> **PROMPT**
Every line that includes the word "plateau" is to be listed.

(Records that describe figures)
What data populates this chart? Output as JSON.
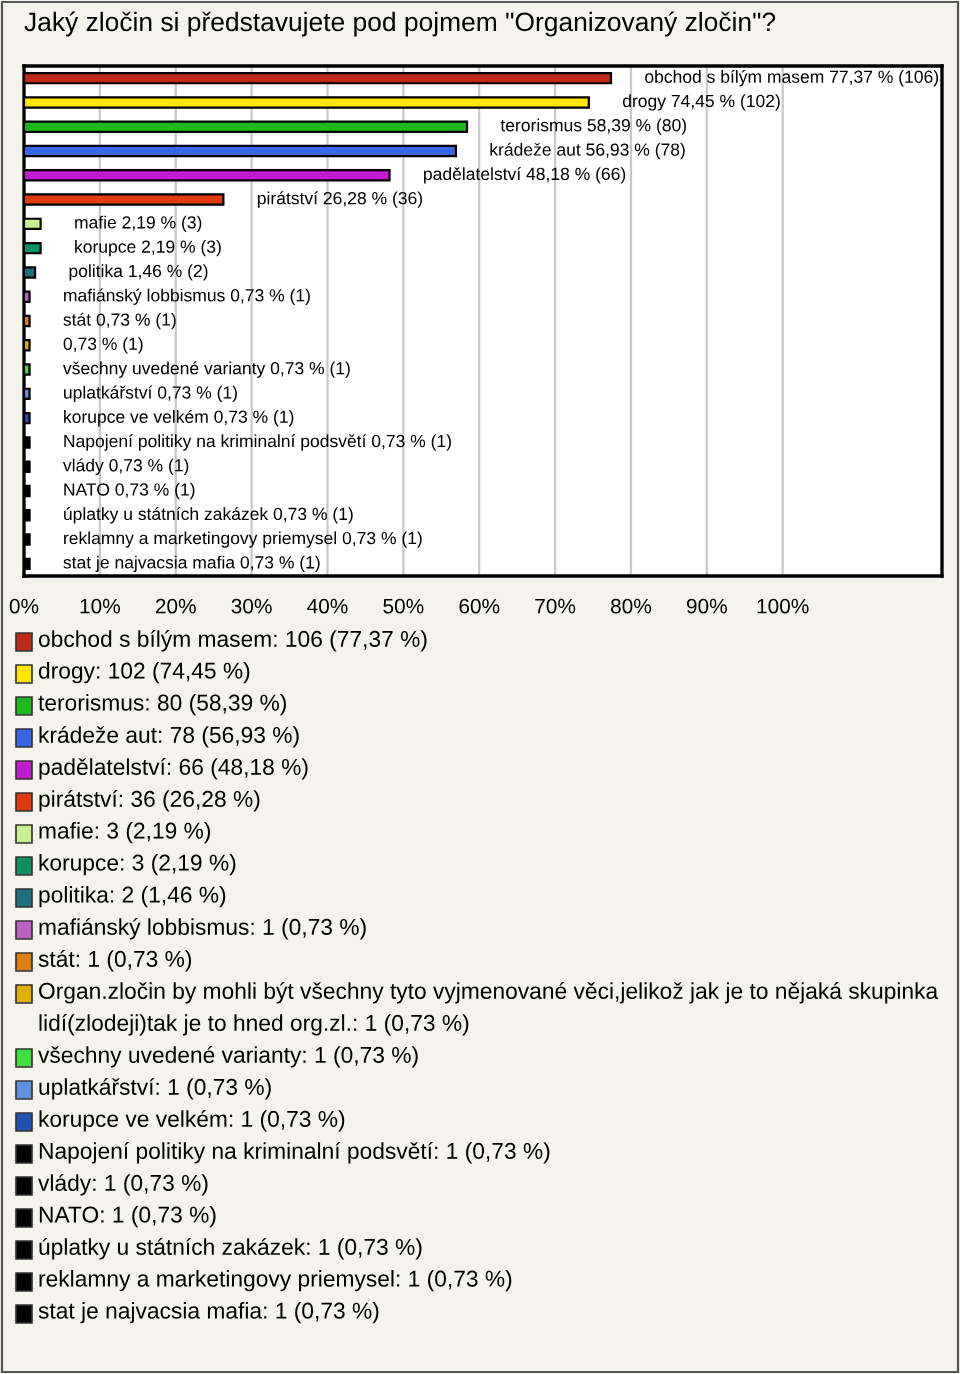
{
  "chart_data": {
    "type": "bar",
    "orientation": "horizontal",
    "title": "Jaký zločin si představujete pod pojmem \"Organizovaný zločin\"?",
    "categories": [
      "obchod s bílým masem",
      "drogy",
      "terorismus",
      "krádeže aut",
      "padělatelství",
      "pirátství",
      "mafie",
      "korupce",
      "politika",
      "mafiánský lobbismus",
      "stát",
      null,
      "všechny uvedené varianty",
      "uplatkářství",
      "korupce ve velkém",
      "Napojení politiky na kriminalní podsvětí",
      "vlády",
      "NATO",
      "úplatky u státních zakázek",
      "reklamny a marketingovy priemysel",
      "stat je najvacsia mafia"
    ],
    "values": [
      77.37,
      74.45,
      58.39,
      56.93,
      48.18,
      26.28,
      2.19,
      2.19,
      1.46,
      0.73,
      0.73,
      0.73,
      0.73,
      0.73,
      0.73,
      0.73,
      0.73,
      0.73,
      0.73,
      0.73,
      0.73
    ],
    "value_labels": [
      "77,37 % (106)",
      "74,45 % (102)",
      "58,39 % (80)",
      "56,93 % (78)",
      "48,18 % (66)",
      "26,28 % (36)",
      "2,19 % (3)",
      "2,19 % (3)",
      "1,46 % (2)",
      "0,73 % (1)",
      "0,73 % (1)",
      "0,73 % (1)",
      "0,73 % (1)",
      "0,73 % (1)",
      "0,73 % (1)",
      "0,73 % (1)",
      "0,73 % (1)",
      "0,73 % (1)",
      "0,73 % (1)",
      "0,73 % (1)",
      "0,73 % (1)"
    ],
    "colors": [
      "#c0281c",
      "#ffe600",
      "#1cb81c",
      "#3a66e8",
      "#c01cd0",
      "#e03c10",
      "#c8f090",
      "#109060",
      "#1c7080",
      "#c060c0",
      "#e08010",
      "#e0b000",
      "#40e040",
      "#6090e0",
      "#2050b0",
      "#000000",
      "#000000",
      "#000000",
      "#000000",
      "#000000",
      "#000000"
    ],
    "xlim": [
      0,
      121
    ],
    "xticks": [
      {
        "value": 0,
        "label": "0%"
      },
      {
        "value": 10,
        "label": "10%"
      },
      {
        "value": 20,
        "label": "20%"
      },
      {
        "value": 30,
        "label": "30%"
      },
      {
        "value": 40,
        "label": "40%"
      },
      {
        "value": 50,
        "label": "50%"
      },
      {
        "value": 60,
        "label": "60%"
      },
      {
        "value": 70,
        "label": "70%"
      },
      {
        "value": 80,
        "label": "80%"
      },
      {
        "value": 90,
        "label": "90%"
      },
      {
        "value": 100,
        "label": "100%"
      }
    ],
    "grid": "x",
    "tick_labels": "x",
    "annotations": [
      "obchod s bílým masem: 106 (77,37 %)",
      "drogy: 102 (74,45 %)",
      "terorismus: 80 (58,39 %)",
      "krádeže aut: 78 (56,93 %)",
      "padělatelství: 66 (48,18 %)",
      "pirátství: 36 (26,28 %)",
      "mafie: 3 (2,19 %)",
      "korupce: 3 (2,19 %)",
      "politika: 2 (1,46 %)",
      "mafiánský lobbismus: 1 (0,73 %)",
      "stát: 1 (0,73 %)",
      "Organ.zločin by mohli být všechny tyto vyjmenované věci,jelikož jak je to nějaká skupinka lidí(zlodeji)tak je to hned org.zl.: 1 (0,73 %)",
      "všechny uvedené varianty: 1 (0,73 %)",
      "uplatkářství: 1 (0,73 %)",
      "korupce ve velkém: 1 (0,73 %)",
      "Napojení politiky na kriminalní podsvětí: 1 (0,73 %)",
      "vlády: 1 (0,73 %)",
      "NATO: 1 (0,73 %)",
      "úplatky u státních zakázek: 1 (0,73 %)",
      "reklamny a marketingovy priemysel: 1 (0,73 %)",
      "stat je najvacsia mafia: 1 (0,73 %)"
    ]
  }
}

---

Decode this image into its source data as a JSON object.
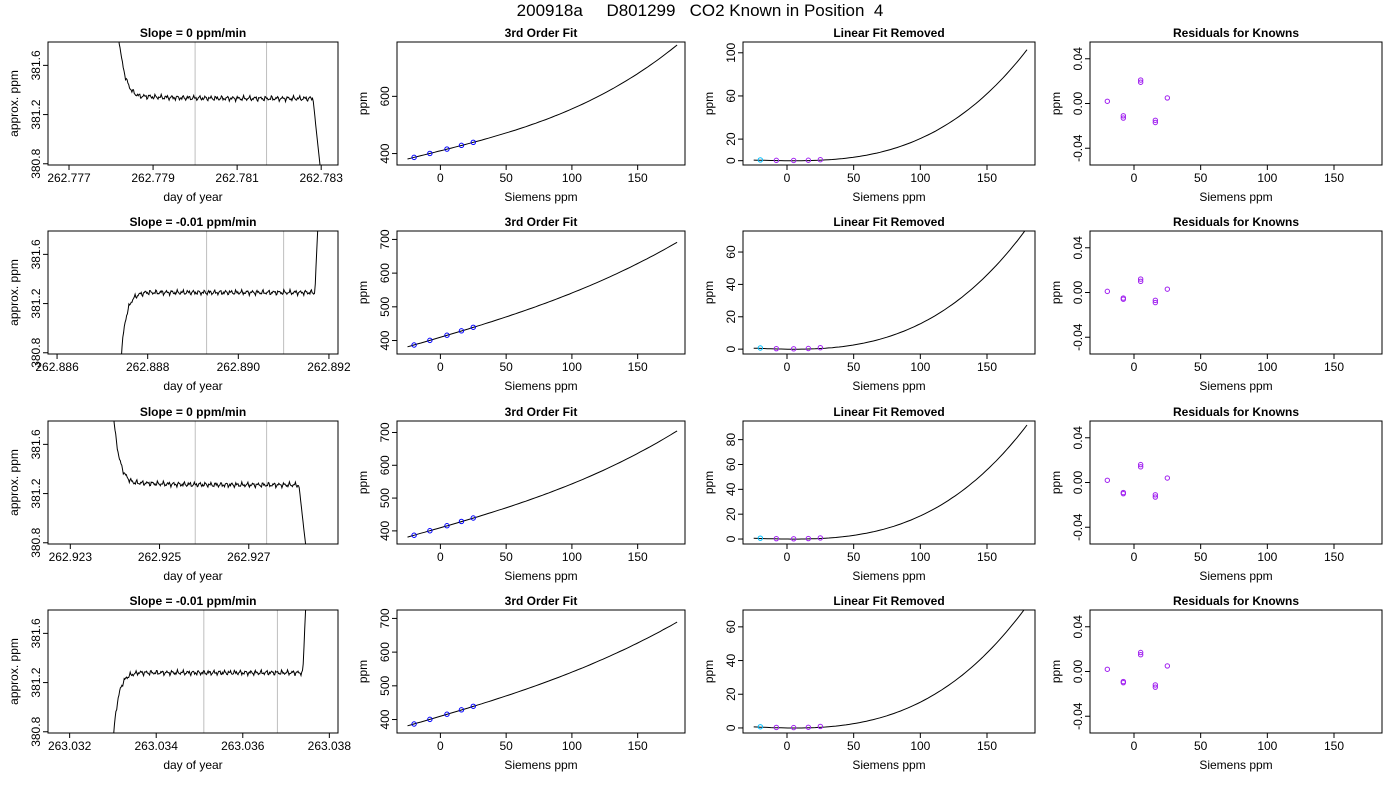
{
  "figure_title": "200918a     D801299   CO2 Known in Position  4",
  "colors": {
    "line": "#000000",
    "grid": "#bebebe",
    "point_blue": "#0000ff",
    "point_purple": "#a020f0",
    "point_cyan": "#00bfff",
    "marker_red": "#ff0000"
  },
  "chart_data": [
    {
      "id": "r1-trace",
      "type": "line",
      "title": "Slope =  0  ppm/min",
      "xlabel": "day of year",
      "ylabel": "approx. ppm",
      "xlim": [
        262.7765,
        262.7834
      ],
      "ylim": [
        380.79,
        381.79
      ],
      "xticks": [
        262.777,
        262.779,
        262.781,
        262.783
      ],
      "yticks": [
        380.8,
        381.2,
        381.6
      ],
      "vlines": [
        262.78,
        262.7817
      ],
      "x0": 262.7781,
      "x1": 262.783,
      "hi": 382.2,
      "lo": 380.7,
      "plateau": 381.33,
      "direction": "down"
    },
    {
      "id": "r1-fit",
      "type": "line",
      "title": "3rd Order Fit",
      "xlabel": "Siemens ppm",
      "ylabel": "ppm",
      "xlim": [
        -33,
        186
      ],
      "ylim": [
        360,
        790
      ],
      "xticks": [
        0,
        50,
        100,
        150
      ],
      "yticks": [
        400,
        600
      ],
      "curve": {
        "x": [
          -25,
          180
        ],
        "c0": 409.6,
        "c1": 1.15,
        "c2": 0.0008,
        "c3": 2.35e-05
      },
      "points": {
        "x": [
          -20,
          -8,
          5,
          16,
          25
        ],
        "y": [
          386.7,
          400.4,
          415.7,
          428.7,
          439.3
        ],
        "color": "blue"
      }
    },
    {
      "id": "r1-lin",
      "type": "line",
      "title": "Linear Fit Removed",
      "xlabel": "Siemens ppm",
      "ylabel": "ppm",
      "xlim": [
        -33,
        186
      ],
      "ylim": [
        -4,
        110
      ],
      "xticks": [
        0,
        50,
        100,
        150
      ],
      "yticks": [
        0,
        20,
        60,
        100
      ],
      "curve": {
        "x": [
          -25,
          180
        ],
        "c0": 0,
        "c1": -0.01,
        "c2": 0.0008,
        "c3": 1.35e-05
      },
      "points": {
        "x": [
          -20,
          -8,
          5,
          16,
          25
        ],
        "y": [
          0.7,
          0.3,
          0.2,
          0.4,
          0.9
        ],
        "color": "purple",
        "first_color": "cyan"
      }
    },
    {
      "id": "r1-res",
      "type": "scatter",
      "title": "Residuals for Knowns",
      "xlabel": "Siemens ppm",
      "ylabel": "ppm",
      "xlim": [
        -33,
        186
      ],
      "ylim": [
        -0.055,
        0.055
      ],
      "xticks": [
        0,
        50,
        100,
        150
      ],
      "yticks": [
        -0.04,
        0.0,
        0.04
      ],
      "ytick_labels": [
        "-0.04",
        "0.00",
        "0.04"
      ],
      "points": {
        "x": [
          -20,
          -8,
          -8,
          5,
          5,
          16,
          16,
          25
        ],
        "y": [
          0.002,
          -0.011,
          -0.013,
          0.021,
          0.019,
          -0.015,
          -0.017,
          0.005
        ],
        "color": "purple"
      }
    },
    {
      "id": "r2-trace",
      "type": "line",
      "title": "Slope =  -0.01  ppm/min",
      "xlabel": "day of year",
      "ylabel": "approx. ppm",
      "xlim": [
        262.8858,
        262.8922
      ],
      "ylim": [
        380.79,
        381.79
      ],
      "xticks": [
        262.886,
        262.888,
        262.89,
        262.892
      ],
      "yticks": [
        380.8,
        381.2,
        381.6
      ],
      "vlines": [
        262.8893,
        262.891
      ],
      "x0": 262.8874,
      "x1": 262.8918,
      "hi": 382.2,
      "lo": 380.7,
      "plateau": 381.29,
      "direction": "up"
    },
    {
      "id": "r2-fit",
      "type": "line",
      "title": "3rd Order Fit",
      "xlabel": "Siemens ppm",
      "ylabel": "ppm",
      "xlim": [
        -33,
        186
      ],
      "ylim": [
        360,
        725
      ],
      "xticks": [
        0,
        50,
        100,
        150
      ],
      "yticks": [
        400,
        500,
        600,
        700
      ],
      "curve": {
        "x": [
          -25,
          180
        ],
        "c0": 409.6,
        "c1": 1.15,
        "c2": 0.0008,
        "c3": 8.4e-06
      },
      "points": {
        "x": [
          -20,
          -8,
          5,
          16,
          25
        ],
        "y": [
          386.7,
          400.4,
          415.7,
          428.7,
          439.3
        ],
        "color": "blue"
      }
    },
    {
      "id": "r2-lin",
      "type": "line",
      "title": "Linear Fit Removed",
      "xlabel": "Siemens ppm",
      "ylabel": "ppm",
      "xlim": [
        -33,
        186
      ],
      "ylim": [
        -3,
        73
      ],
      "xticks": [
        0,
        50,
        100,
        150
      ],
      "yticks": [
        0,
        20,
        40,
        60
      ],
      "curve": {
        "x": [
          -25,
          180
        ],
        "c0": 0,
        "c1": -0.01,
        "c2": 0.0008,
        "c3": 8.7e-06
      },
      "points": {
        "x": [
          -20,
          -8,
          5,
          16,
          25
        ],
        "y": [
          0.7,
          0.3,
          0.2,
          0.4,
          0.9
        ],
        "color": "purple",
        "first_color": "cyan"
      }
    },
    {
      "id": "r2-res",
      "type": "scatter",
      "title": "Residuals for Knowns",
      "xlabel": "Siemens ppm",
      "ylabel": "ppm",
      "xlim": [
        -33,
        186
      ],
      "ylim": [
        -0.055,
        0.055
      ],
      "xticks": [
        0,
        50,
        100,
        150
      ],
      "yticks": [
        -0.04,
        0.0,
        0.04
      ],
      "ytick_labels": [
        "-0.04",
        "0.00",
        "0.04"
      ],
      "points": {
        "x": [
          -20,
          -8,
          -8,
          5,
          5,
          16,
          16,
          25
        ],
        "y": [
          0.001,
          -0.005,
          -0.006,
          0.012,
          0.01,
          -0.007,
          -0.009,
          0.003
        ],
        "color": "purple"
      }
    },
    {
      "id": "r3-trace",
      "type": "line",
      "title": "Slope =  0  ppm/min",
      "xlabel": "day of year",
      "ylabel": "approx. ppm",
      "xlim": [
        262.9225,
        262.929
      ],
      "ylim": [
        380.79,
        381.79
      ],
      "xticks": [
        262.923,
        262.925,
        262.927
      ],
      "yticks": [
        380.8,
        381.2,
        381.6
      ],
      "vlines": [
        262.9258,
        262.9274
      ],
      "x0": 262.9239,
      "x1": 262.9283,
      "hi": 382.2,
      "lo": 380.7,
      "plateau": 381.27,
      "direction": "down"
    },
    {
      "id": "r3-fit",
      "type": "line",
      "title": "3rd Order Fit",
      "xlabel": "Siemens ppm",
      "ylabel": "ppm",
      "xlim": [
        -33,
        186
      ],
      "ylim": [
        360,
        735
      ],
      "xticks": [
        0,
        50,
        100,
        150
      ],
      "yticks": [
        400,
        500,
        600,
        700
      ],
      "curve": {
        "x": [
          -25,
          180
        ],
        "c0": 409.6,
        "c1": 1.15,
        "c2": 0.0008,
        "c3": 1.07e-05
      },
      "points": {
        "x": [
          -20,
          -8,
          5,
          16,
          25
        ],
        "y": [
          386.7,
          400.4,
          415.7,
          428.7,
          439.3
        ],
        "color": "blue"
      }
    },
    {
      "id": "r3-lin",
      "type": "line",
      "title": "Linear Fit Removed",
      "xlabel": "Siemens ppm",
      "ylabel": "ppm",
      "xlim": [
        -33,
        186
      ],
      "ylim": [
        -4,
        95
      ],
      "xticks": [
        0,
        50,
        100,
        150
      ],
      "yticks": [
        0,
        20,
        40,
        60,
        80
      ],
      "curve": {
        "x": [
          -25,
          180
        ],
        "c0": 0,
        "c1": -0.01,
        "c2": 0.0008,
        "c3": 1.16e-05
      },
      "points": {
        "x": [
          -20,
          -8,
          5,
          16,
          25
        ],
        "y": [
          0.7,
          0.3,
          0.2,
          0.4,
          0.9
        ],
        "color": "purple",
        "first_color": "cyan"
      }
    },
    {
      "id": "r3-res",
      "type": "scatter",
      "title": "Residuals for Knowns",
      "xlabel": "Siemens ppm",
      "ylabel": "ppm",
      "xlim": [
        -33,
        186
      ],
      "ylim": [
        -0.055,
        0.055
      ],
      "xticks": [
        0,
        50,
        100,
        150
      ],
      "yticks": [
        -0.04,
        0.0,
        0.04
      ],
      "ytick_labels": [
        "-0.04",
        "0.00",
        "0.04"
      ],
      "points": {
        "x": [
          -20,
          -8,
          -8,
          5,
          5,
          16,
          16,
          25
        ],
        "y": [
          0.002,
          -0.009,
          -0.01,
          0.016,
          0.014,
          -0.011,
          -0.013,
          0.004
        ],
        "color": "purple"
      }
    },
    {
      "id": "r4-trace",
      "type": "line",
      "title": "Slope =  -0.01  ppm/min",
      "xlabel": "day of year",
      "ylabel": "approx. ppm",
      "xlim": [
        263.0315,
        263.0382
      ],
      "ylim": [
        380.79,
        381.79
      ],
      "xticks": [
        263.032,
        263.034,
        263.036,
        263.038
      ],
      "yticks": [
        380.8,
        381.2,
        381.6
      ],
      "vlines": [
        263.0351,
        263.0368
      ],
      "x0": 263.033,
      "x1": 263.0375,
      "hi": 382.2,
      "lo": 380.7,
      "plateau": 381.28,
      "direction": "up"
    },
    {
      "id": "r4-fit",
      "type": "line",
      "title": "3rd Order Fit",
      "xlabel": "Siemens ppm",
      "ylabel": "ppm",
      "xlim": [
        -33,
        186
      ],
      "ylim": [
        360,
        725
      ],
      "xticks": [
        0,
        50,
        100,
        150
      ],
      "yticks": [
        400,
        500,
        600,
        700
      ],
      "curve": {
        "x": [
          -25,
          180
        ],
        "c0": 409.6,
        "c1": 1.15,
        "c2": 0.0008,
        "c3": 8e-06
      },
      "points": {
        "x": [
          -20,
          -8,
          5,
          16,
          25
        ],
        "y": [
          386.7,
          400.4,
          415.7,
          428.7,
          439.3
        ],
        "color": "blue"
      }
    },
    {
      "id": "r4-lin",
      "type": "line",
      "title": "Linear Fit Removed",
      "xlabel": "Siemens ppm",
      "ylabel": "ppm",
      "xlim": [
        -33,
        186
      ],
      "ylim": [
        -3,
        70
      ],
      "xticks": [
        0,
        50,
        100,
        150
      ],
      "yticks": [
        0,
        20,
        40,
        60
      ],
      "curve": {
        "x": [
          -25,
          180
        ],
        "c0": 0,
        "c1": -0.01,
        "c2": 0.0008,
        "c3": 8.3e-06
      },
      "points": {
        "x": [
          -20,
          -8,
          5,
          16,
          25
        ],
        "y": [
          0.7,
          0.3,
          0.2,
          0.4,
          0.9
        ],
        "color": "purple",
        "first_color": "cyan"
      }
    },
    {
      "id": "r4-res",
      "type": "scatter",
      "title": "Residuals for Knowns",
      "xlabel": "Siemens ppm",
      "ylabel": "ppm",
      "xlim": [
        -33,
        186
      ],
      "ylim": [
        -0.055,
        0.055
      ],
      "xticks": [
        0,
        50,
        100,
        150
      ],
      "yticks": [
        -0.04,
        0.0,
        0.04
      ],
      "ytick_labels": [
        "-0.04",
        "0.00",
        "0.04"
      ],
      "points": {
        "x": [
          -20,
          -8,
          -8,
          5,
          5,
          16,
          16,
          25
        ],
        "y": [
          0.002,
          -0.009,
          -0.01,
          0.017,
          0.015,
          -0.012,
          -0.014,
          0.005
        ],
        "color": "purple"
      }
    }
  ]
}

> **WRITTEN SOLUTION**
      "plateau": 381.33,
      "plateau": 381.29,
      "plateau": 381.27,
      "plateau": 381.28,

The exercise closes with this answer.